Can you rename "significance-bracket" to "stat-bracket" throughout the stretch from "List all visible" through "y-axis-label: PON-1 (U/min): [8, 237, 27, 352]", leaving everything else unchanged and giving back only those lines?

◆ Listed records
--- --- ---
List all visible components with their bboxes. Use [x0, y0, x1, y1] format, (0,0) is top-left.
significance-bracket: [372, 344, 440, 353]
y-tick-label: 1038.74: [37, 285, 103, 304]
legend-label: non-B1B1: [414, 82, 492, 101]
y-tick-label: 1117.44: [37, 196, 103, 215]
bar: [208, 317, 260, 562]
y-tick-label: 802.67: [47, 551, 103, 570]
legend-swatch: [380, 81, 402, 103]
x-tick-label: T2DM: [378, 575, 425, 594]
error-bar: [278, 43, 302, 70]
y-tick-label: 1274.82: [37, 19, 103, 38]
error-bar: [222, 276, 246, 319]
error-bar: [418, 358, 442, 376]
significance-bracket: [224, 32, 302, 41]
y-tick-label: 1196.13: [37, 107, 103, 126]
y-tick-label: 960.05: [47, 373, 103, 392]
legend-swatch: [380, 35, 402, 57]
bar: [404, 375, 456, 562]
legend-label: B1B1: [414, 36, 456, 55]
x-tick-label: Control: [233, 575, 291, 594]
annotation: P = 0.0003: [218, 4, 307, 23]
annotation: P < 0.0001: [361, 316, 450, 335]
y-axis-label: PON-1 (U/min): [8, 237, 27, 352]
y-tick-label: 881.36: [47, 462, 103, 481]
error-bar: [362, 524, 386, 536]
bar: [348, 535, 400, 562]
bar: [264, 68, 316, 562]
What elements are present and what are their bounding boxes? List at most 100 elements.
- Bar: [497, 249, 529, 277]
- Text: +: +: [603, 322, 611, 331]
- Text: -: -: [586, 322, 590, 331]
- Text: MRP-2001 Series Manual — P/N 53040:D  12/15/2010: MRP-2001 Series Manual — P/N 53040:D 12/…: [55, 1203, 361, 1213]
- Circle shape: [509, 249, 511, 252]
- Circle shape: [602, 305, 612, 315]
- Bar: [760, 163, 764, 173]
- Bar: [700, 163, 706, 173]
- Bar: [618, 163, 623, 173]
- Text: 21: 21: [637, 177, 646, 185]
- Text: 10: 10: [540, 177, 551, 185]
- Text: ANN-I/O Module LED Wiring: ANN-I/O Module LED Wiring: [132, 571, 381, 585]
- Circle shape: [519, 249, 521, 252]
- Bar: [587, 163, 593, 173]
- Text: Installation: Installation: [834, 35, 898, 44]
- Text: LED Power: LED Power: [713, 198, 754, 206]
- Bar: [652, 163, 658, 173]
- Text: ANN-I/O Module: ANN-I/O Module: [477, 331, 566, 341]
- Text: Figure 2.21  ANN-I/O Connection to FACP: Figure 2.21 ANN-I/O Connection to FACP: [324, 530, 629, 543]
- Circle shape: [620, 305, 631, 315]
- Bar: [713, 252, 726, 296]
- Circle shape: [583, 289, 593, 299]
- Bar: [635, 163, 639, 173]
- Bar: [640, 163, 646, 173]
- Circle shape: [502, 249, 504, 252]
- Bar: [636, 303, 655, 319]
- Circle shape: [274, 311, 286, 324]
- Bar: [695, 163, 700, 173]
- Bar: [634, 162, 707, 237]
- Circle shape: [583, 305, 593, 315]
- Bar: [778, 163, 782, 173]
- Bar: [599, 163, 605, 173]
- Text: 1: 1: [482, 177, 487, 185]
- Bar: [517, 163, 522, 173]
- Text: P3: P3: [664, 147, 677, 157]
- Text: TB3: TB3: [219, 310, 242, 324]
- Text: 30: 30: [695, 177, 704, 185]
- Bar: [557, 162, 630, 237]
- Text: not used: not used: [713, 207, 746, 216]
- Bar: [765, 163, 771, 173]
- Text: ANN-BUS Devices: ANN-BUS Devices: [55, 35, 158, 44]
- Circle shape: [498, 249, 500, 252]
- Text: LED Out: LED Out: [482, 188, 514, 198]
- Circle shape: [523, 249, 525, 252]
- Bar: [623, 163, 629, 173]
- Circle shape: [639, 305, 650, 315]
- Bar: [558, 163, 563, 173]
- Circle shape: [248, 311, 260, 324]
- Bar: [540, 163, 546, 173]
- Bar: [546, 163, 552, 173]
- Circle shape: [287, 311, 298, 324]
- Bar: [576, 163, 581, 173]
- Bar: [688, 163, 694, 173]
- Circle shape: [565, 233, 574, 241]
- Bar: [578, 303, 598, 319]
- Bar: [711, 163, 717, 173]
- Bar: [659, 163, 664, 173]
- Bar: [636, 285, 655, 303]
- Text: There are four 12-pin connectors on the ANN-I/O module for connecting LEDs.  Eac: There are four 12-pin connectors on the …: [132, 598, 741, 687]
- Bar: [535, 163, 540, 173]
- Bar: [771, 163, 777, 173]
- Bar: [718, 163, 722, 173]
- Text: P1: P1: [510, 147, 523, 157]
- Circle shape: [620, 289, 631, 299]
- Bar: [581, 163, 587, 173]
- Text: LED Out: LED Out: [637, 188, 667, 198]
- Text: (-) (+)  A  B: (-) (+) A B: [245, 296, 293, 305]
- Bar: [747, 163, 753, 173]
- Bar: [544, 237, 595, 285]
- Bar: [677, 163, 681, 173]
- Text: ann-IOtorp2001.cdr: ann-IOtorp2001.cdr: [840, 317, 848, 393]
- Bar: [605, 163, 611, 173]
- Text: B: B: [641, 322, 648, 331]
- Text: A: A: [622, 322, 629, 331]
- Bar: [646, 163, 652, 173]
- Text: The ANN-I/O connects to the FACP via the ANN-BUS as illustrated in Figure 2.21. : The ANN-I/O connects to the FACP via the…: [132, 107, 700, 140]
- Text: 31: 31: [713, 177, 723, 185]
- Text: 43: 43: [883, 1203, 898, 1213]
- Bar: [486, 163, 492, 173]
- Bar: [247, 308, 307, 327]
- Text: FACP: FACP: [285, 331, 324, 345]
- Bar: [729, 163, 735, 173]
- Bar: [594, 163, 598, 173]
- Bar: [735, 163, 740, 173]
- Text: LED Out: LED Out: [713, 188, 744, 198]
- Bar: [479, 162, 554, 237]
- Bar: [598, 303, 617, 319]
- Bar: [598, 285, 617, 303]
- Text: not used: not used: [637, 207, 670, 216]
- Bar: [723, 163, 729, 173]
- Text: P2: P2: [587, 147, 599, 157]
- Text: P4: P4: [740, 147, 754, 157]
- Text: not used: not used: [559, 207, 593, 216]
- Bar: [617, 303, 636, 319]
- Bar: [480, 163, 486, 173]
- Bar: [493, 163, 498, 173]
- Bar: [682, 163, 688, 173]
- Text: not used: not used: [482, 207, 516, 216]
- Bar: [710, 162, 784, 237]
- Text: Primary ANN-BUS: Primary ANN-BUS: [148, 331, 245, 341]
--- --- ---
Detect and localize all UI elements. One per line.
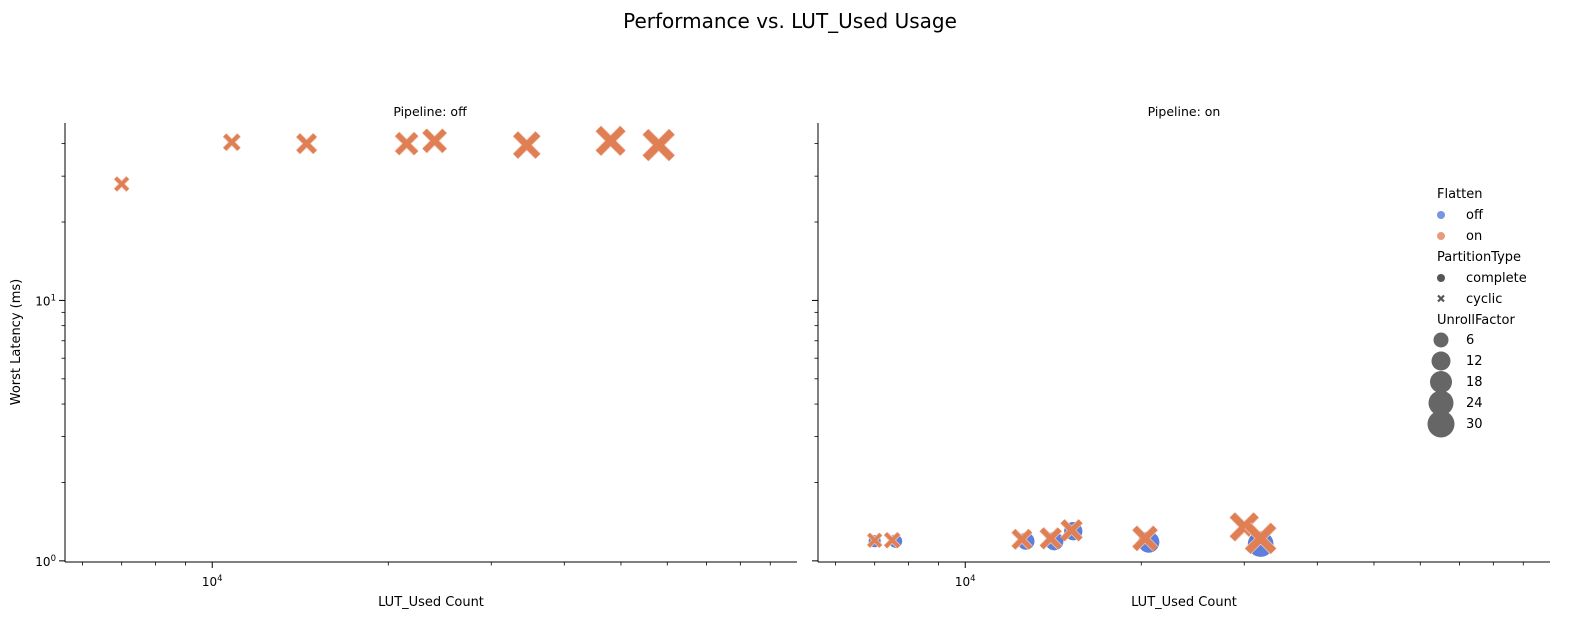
--- --- ---
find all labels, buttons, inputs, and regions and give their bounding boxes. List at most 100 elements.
--- --- ---
◆ Problem solution
List all visible components with their bboxes. Use [x0, y0, x1, y1] format, (0,0) is top-left.
stat-bracket: [372, 344, 440, 353]
y-tick-label: 1038.74: [37, 285, 103, 304]
legend-label: non-B1B1: [414, 82, 492, 101]
y-tick-label: 1117.44: [37, 196, 103, 215]
bar: [208, 317, 260, 562]
y-tick-label: 802.67: [47, 551, 103, 570]
legend-swatch: [380, 81, 402, 103]
x-tick-label: T2DM: [378, 575, 425, 594]
error-bar: [278, 43, 302, 70]
y-tick-label: 1274.82: [37, 19, 103, 38]
error-bar: [222, 276, 246, 319]
error-bar: [418, 358, 442, 376]
stat-bracket: [224, 32, 302, 41]
y-tick-label: 1196.13: [37, 107, 103, 126]
y-tick-label: 960.05: [47, 373, 103, 392]
legend-swatch: [380, 35, 402, 57]
bar: [404, 375, 456, 562]
legend-label: B1B1: [414, 36, 456, 55]
x-tick-label: Control: [233, 575, 291, 594]
annotation: P = 0.0003: [218, 4, 307, 23]
annotation: P < 0.0001: [361, 316, 450, 335]
y-axis-label: PON-1 (U/min): [8, 237, 27, 352]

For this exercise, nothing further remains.